**PROBLEM REQUIREMENTS**. Please list all lines of the material below in which the string "ylabel" occurs.

☆ ☆ ☆

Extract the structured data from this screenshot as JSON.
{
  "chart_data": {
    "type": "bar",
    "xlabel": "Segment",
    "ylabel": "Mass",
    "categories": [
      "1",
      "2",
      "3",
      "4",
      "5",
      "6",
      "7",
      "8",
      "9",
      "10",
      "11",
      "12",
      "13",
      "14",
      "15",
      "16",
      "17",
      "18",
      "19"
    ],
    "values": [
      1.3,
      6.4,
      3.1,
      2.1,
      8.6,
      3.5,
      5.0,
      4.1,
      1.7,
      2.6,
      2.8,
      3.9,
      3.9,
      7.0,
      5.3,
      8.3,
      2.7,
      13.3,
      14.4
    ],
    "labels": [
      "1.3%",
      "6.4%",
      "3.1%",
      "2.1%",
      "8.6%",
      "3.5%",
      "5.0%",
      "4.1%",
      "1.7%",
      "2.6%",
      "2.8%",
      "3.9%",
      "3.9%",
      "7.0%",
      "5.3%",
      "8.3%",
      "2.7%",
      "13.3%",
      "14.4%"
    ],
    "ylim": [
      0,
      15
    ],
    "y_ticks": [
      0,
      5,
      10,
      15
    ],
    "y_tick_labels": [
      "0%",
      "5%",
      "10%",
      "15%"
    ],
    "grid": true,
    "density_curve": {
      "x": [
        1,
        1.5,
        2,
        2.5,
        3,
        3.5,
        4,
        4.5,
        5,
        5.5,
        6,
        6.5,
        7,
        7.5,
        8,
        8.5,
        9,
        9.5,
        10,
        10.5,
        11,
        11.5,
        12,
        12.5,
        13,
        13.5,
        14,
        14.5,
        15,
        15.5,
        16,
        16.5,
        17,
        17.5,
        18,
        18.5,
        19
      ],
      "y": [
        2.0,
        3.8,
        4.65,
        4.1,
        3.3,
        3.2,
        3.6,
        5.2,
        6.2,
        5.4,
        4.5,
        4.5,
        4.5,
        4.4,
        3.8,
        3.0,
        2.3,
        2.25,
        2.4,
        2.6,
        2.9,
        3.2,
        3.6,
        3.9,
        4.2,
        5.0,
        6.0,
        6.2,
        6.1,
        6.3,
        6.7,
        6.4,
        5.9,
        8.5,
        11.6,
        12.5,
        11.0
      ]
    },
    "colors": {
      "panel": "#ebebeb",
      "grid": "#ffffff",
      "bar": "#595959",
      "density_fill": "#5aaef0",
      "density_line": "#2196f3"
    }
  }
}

☆ ☆ ☆

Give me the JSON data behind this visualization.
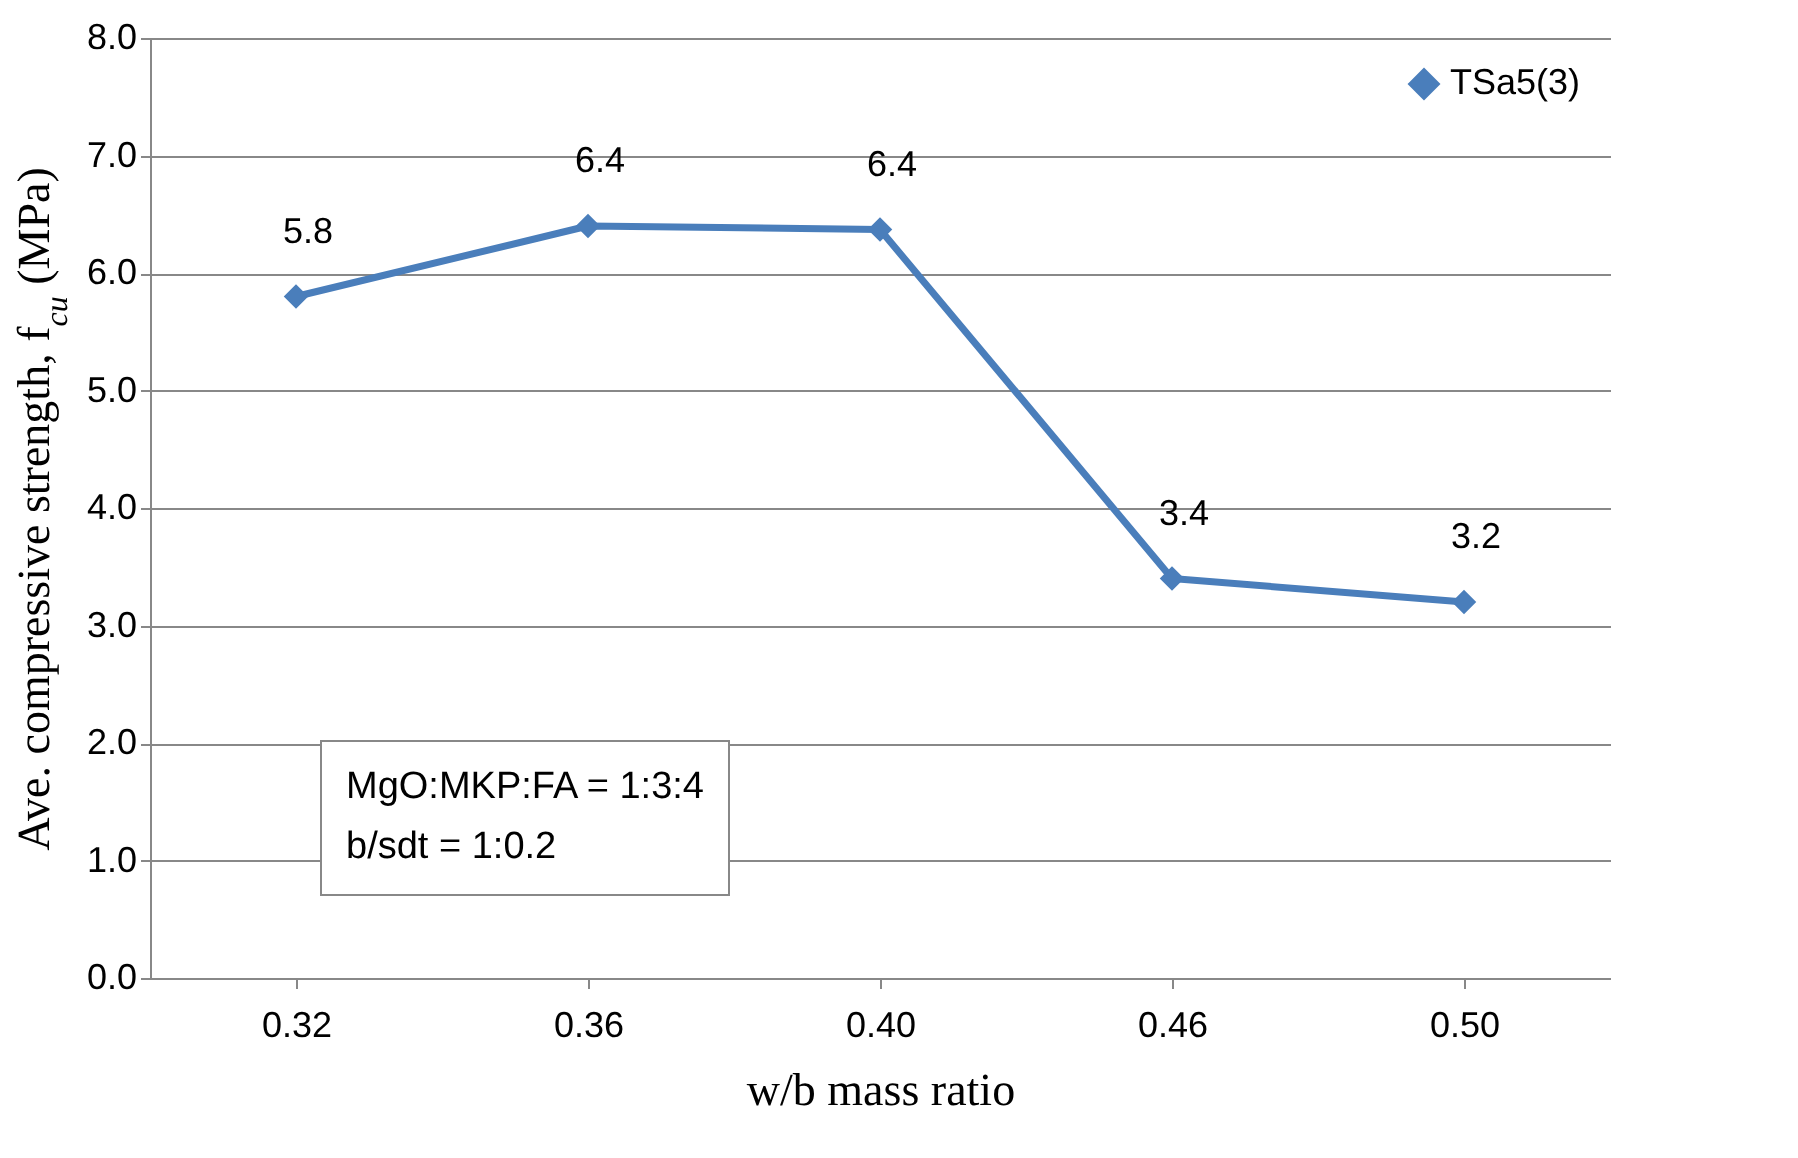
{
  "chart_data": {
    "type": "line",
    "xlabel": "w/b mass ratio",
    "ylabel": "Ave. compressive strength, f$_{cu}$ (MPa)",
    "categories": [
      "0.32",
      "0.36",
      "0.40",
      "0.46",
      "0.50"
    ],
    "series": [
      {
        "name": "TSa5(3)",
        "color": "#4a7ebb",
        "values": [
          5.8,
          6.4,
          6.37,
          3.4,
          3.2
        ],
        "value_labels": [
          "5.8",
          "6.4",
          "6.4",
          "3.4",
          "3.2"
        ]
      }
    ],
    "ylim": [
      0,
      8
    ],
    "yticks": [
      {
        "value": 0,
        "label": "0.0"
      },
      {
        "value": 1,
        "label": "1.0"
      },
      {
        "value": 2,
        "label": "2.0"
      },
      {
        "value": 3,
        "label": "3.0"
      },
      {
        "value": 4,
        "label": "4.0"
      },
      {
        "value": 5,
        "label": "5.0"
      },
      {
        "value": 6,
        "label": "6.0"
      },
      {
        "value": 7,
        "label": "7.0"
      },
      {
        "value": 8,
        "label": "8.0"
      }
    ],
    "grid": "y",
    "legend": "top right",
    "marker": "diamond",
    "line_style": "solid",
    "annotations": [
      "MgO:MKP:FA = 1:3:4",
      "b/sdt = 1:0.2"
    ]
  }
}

☆ ☆ ☆

**FINAL RESULT**.
    "ylabel": "Mass",
    "ylabel": "Ave. compressive strength, f$_{cu}$ (MPa)",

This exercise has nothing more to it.